Entries from a dataset:
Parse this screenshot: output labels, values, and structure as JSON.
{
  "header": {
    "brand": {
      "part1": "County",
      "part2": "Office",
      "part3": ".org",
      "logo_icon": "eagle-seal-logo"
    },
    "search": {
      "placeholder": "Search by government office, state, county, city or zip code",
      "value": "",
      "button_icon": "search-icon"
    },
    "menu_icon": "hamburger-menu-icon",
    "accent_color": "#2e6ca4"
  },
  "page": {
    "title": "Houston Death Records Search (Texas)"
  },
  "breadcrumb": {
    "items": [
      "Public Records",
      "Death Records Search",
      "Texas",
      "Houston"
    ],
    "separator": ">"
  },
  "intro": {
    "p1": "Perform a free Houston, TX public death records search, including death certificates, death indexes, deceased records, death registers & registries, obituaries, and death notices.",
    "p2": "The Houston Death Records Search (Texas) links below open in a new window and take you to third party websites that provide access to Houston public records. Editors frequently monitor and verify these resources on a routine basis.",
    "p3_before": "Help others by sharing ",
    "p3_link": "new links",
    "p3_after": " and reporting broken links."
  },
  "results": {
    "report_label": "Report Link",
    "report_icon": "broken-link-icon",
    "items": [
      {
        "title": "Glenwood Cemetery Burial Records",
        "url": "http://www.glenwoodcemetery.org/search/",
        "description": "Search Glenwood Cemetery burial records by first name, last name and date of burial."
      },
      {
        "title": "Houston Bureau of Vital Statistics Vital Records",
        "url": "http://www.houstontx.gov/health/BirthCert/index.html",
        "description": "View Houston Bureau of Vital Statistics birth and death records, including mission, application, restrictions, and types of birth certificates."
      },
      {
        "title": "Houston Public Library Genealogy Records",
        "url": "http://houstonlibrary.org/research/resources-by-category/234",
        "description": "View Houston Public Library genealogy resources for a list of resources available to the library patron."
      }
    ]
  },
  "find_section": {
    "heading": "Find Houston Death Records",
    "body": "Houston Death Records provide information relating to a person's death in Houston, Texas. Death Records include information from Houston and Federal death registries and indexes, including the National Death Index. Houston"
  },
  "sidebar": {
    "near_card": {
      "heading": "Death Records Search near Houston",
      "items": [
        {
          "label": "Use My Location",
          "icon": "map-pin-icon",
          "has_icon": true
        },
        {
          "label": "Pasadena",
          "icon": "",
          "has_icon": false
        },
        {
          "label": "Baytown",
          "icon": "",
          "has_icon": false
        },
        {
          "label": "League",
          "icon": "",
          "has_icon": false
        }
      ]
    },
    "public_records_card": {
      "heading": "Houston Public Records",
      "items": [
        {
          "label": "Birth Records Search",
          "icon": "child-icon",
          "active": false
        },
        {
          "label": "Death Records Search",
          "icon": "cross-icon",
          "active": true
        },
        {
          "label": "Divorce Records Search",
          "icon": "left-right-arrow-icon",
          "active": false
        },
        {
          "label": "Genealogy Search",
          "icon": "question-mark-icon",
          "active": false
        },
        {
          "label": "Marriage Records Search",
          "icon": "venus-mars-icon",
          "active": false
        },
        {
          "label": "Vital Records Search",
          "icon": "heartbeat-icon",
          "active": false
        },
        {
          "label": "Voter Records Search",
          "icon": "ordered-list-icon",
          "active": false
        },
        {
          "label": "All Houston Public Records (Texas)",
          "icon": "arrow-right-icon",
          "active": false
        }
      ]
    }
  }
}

▶ _Given exercise_
Your task is to repeat each line of the material exactly.

▶ _The answer_
Parse this screenshot: output labels, values, and structure as JSON.
{
  "header": {
    "brand": {
      "part1": "County",
      "part2": "Office",
      "part3": ".org",
      "logo_icon": "eagle-seal-logo"
    },
    "search": {
      "placeholder": "Search by government office, state, county, city or zip code",
      "value": "",
      "button_icon": "search-icon"
    },
    "menu_icon": "hamburger-menu-icon",
    "accent_color": "#2e6ca4"
  },
  "page": {
    "title": "Houston Death Records Search (Texas)"
  },
  "breadcrumb": {
    "items": [
      "Public Records",
      "Death Records Search",
      "Texas",
      "Houston"
    ],
    "separator": ">"
  },
  "intro": {
    "p1": "Perform a free Houston, TX public death records search, including death certificates, death indexes, deceased records, death registers & registries, obituaries, and death notices.",
    "p2": "The Houston Death Records Search (Texas) links below open in a new window and take you to third party websites that provide access to Houston public records. Editors frequently monitor and verify these resources on a routine basis.",
    "p3_before": "Help others by sharing ",
    "p3_link": "new links",
    "p3_after": " and reporting broken links."
  },
  "results": {
    "report_label": "Report Link",
    "report_icon": "broken-link-icon",
    "items": [
      {
        "title": "Glenwood Cemetery Burial Records",
        "url": "http://www.glenwoodcemetery.org/search/",
        "description": "Search Glenwood Cemetery burial records by first name, last name and date of burial."
      },
      {
        "title": "Houston Bureau of Vital Statistics Vital Records",
        "url": "http://www.houstontx.gov/health/BirthCert/index.html",
        "description": "View Houston Bureau of Vital Statistics birth and death records, including mission, application, restrictions, and types of birth certificates."
      },
      {
        "title": "Houston Public Library Genealogy Records",
        "url": "http://houstonlibrary.org/research/resources-by-category/234",
        "description": "View Houston Public Library genealogy resources for a list of resources available to the library patron."
      }
    ]
  },
  "find_section": {
    "heading": "Find Houston Death Records",
    "body": "Houston Death Records provide information relating to a person's death in Houston, Texas. Death Records include information from Houston and Federal death registries and indexes, including the National Death Index. Houston"
  },
  "sidebar": {
    "near_card": {
      "heading": "Death Records Search near Houston",
      "items": [
        {
          "label": "Use My Location",
          "icon": "map-pin-icon",
          "has_icon": true
        },
        {
          "label": "Pasadena",
          "icon": "",
          "has_icon": false
        },
        {
          "label": "Baytown",
          "icon": "",
          "has_icon": false
        },
        {
          "label": "League",
          "icon": "",
          "has_icon": false
        }
      ]
    },
    "public_records_card": {
      "heading": "Houston Public Records",
      "items": [
        {
          "label": "Birth Records Search",
          "icon": "child-icon",
          "active": false
        },
        {
          "label": "Death Records Search",
          "icon": "cross-icon",
          "active": true
        },
        {
          "label": "Divorce Records Search",
          "icon": "left-right-arrow-icon",
          "active": false
        },
        {
          "label": "Genealogy Search",
          "icon": "question-mark-icon",
          "active": false
        },
        {
          "label": "Marriage Records Search",
          "icon": "venus-mars-icon",
          "active": false
        },
        {
          "label": "Vital Records Search",
          "icon": "heartbeat-icon",
          "active": false
        },
        {
          "label": "Voter Records Search",
          "icon": "ordered-list-icon",
          "active": false
        },
        {
          "label": "All Houston Public Records (Texas)",
          "icon": "arrow-right-icon",
          "active": false
        }
      ]
    }
  }
}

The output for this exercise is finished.